[start]

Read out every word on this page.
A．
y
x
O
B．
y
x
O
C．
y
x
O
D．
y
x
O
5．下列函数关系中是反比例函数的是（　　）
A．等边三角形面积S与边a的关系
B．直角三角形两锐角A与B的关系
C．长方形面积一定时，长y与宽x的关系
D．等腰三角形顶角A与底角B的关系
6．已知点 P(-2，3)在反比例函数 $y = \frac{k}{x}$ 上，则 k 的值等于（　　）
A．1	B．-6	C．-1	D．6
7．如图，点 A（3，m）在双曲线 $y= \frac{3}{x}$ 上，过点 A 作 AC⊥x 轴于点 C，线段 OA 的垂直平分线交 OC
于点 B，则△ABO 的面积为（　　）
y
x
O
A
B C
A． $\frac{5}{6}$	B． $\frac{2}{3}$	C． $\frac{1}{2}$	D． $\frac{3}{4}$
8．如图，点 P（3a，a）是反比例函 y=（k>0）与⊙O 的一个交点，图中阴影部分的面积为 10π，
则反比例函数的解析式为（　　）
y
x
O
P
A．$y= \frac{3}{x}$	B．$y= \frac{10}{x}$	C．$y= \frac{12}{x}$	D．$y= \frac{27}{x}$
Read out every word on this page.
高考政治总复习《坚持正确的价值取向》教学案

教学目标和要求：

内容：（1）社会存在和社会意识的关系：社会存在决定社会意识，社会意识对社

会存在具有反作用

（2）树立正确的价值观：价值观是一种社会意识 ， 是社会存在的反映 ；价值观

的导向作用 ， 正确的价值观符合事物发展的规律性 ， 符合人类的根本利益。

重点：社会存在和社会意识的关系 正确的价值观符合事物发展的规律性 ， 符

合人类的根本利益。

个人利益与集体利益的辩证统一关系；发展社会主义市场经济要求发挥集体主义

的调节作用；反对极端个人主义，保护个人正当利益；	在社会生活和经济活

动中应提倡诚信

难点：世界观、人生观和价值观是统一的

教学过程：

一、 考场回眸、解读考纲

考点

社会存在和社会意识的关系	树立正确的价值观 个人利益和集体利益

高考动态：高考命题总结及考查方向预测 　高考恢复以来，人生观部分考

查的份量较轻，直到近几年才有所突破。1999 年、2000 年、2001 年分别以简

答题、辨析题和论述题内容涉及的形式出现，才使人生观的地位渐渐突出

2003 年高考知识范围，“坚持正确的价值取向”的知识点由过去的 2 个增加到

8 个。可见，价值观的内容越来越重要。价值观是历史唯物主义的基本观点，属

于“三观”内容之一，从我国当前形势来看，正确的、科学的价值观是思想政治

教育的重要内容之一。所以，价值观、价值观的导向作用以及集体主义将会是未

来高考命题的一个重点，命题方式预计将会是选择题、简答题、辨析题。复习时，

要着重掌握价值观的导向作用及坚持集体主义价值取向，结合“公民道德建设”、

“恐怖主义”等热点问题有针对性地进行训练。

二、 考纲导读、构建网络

[end]

Given instruction: Filter the records above and return every line that holds the word "正确的价值观符合事物发展的规律性".

Answer for the task:
的导向作用 ， 正确的价值观符合事物发展的规律性 ， 符合人类的根本利益。
重点：社会存在和社会意识的关系 正确的价值观符合事物发展的规律性 ， 符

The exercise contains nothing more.